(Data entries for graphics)
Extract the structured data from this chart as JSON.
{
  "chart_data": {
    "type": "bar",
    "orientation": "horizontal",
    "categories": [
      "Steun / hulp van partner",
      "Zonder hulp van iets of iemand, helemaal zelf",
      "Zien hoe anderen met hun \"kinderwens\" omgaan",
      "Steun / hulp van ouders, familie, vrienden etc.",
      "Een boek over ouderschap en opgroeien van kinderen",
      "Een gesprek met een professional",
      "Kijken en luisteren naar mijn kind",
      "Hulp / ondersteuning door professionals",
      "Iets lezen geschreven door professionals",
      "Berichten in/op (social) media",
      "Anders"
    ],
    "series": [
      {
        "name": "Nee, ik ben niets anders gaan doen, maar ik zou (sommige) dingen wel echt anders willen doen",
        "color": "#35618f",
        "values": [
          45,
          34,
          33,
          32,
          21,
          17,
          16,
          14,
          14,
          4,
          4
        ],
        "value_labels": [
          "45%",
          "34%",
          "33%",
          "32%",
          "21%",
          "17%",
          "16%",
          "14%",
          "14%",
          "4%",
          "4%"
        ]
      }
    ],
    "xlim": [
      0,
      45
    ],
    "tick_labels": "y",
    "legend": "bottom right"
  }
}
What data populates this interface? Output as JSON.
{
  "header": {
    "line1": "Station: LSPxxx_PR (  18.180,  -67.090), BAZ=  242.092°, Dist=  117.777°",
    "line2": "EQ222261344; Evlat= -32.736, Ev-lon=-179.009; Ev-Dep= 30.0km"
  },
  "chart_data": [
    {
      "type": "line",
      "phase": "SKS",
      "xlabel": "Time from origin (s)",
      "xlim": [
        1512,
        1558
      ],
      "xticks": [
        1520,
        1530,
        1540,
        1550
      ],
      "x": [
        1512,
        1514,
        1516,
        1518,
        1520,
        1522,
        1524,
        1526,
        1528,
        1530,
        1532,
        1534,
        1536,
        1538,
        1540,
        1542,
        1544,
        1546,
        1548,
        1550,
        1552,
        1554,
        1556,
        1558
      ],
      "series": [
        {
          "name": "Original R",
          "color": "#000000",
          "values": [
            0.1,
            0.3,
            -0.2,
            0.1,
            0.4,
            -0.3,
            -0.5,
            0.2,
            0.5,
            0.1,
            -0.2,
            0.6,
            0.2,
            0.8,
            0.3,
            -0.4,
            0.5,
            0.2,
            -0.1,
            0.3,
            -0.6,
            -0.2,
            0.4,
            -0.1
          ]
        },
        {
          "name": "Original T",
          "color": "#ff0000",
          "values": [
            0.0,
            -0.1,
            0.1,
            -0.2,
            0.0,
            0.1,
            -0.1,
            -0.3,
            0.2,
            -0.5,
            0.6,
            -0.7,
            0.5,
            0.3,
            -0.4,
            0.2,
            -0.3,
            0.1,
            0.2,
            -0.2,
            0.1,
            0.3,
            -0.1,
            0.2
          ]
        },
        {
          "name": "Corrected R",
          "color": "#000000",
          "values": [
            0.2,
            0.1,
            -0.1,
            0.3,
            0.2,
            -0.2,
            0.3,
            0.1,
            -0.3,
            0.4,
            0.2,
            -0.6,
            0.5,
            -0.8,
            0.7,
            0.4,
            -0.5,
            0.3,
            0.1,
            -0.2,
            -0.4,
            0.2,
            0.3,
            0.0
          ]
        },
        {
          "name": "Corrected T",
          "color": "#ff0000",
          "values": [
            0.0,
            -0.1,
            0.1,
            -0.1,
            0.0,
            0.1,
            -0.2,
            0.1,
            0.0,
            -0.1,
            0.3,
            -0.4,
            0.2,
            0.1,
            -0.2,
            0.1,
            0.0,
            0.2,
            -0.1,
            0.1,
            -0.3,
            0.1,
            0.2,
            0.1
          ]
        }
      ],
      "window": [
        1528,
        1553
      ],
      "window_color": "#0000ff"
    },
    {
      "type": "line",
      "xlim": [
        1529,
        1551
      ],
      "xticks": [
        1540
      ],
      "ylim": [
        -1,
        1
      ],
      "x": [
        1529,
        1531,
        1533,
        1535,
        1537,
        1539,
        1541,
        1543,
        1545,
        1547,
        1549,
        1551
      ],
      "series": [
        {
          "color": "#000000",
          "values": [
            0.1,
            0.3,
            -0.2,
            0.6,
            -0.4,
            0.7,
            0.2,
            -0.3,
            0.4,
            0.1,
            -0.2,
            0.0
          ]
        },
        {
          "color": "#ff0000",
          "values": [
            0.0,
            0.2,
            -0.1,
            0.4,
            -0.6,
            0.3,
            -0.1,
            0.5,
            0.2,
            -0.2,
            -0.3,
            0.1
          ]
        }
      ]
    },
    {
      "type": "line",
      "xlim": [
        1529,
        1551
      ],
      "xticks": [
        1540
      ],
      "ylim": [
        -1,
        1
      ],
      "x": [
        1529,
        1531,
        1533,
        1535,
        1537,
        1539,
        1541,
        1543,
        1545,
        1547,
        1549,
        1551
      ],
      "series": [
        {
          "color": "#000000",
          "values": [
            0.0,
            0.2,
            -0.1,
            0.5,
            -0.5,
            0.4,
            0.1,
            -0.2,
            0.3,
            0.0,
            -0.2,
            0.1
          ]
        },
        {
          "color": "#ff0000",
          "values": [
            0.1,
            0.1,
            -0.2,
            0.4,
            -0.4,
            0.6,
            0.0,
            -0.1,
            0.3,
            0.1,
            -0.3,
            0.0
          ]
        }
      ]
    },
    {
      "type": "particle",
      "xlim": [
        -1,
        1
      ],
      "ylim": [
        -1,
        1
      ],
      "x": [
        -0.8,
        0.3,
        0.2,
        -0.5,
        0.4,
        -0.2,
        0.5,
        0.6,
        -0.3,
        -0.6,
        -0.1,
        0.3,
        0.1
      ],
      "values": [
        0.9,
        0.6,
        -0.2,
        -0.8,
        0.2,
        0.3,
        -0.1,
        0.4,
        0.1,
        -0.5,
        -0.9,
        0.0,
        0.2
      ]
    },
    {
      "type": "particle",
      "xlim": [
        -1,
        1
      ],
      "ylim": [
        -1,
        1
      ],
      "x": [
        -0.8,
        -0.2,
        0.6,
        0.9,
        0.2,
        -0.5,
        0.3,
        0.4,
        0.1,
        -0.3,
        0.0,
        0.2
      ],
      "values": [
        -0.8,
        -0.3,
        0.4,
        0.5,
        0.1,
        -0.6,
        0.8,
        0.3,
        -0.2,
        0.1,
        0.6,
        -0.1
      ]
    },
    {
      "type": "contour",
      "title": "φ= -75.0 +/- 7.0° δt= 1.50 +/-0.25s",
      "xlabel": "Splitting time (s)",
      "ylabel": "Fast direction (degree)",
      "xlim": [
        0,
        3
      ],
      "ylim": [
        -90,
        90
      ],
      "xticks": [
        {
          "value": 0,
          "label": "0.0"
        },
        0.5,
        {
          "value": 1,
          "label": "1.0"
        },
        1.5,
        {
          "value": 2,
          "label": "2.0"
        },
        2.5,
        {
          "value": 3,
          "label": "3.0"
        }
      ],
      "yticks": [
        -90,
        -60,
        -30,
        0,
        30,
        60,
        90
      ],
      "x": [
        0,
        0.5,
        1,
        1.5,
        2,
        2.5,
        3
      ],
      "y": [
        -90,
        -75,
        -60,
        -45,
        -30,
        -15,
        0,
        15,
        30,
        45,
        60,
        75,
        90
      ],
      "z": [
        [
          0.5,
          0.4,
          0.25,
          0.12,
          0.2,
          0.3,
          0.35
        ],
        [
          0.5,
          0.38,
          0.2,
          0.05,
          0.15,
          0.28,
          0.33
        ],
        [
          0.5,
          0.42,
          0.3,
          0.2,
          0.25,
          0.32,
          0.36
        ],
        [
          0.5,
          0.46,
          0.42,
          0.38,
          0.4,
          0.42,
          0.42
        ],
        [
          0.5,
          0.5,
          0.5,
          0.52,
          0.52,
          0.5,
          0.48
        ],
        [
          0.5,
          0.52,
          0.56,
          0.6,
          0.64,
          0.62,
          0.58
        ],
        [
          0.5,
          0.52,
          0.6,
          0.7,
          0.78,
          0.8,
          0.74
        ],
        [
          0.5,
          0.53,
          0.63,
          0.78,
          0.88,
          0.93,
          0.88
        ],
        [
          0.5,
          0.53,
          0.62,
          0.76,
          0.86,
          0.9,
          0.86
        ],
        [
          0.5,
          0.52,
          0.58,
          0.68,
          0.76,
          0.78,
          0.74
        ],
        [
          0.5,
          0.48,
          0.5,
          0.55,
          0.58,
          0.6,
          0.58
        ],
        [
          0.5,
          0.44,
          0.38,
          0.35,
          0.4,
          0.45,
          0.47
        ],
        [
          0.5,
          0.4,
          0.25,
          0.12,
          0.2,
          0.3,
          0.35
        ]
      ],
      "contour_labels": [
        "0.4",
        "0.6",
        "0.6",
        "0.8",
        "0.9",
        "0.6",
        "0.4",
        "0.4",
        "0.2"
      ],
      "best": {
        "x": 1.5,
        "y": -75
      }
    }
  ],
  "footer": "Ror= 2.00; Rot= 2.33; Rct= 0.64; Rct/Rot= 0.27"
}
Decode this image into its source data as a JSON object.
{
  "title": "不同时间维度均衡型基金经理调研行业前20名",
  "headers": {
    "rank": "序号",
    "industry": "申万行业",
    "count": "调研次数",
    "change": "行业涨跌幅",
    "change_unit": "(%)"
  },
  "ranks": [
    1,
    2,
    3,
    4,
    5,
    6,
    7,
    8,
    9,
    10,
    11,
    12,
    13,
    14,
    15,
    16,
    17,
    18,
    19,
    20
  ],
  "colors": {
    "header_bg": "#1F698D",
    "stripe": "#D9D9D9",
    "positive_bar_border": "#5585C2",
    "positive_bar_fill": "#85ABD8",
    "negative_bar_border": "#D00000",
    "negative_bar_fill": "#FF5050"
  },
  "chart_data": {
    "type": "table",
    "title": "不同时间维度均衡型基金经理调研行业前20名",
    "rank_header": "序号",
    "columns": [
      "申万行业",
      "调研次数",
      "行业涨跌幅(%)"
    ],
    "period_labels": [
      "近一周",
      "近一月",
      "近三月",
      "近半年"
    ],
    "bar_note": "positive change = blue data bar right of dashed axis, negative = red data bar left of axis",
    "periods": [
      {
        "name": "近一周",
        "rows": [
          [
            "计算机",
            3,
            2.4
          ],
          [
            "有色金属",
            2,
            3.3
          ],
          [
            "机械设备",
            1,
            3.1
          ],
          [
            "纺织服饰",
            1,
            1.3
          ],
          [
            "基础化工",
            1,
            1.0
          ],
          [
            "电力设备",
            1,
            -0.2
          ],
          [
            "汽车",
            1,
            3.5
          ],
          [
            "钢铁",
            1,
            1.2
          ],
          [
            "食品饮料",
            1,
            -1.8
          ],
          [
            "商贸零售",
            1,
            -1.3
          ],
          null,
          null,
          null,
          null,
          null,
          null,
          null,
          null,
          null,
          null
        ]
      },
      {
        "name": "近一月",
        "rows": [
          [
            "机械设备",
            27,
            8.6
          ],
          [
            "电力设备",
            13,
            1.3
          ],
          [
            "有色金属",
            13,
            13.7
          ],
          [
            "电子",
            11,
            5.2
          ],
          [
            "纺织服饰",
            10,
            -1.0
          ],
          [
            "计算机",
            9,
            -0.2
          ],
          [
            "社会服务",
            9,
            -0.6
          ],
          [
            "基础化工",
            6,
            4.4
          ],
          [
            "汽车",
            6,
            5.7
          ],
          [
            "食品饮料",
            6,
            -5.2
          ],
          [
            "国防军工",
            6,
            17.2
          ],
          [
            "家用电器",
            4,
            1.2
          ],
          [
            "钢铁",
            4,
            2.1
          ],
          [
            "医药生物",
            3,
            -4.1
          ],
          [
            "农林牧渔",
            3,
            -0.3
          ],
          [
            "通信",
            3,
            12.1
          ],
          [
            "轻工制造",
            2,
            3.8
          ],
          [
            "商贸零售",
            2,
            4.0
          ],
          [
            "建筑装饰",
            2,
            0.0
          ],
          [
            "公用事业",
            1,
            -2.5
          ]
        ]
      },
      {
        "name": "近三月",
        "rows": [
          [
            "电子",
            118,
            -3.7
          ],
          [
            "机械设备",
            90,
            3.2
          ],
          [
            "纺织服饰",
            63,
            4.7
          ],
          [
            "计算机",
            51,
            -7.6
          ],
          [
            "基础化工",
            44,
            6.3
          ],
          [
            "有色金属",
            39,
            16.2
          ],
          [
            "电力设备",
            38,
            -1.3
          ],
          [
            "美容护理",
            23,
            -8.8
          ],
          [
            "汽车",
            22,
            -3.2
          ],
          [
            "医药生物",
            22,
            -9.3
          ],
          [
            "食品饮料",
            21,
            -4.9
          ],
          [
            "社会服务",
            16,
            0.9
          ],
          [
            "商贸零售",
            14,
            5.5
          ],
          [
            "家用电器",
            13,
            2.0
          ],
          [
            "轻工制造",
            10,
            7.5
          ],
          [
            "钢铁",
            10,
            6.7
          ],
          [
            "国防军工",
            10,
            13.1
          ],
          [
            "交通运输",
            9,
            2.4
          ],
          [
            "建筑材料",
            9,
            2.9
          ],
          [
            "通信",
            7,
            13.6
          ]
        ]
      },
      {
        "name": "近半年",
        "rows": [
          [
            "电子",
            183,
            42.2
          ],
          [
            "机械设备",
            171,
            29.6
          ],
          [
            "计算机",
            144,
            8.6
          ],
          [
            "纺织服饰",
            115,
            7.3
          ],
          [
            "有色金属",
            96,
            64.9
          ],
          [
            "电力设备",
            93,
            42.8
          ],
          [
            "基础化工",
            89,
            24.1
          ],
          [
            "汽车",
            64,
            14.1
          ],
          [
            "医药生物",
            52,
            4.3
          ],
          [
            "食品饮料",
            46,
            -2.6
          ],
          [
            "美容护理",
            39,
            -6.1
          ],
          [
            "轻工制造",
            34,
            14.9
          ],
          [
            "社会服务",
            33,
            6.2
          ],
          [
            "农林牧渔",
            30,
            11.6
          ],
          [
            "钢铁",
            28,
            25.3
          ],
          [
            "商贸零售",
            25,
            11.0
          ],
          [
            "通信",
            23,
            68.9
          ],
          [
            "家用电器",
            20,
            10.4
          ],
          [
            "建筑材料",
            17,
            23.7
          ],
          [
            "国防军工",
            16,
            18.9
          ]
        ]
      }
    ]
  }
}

◆ **What is being asked**:
Pick out all lines containing the string "title".

◆ **Complete response**:
      "title": "φ= -75.0 +/- 7.0° δt= 1.50 +/-0.25s",
  "title": "不同时间维度均衡型基金经理调研行业前20名",
    "title": "不同时间维度均衡型基金经理调研行业前20名",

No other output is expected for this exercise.